## STORED RECORDS
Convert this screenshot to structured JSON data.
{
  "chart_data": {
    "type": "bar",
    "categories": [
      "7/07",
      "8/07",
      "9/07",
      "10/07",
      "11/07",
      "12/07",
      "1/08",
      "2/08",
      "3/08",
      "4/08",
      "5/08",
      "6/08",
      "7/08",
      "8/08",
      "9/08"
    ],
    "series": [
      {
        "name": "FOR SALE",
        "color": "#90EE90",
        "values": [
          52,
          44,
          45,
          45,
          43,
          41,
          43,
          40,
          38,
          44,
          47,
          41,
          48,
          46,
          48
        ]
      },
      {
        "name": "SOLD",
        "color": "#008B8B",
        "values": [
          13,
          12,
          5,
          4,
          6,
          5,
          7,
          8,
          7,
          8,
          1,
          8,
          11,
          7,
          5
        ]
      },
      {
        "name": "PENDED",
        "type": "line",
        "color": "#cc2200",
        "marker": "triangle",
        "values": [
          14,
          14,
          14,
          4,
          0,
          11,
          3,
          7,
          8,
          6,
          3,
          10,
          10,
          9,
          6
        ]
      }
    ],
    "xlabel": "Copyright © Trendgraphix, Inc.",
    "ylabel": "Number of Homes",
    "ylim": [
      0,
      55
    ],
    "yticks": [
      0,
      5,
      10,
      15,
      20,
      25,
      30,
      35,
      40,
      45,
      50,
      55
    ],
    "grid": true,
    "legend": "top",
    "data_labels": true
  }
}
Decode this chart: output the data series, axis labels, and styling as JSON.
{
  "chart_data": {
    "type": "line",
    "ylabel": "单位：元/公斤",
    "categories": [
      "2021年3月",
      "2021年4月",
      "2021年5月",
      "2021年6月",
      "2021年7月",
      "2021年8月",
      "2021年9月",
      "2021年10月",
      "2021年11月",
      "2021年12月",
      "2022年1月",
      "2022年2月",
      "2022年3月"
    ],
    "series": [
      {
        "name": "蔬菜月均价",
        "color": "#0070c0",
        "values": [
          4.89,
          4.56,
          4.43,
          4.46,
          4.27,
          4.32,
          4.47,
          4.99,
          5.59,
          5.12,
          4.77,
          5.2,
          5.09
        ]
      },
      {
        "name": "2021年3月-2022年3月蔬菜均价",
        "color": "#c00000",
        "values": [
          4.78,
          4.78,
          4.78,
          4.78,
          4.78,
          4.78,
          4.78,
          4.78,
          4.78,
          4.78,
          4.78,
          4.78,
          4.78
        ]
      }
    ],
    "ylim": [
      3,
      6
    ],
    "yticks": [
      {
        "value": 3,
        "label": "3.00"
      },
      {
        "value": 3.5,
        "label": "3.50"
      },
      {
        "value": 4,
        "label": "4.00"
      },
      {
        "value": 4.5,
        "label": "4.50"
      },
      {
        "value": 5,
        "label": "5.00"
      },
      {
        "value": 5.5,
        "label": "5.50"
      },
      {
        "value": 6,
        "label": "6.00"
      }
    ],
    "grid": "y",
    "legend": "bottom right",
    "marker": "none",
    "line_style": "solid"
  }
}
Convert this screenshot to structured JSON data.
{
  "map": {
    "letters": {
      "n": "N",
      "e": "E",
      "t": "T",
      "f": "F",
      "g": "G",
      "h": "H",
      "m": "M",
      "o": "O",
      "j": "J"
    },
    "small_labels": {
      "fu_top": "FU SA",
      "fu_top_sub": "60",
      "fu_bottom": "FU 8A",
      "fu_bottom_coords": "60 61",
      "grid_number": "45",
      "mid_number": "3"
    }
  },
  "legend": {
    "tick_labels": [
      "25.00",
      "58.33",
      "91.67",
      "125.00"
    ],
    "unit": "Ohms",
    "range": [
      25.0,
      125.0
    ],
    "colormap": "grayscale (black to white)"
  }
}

--

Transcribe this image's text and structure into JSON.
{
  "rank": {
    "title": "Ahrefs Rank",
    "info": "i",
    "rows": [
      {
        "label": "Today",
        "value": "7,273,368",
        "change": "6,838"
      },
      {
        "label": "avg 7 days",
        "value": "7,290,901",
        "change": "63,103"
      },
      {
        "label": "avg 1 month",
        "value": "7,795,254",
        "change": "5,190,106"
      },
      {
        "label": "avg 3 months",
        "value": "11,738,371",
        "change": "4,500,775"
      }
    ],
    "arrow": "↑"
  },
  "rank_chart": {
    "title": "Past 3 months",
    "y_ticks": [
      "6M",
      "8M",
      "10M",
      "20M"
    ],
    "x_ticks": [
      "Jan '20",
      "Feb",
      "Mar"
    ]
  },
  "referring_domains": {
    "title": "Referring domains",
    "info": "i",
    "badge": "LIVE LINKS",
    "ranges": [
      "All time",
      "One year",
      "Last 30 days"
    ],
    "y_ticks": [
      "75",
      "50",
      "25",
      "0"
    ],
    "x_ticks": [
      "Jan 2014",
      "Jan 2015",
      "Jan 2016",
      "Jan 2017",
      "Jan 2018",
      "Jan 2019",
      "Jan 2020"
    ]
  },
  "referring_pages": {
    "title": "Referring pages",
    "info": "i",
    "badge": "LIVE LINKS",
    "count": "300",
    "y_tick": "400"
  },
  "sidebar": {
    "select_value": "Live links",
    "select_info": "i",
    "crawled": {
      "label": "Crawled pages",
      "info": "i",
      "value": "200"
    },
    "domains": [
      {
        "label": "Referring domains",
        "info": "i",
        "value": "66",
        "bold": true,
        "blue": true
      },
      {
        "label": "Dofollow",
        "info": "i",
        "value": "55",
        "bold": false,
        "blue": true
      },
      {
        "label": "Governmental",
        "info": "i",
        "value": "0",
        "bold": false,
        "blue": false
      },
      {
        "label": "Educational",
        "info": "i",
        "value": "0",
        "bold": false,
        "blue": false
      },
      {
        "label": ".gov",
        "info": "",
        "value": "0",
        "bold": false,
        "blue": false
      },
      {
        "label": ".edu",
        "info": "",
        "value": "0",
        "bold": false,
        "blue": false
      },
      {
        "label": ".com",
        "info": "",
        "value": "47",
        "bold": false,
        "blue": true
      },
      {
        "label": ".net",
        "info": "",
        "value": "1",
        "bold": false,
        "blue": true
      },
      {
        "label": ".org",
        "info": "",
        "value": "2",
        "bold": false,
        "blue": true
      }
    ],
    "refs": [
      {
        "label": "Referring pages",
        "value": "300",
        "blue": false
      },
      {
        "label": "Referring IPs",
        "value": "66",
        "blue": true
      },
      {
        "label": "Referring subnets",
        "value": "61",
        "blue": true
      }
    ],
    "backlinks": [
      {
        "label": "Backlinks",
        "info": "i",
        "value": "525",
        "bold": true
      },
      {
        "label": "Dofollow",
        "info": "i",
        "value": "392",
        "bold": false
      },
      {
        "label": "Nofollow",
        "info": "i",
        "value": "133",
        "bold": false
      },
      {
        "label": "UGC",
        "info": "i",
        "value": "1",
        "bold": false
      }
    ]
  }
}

## GIVEN INSTRUCTION
Go through the listing above and list every line that has the word "legend".

## RESULT BELOW
    "legend": "top",
    "legend": "bottom right",
  "legend": {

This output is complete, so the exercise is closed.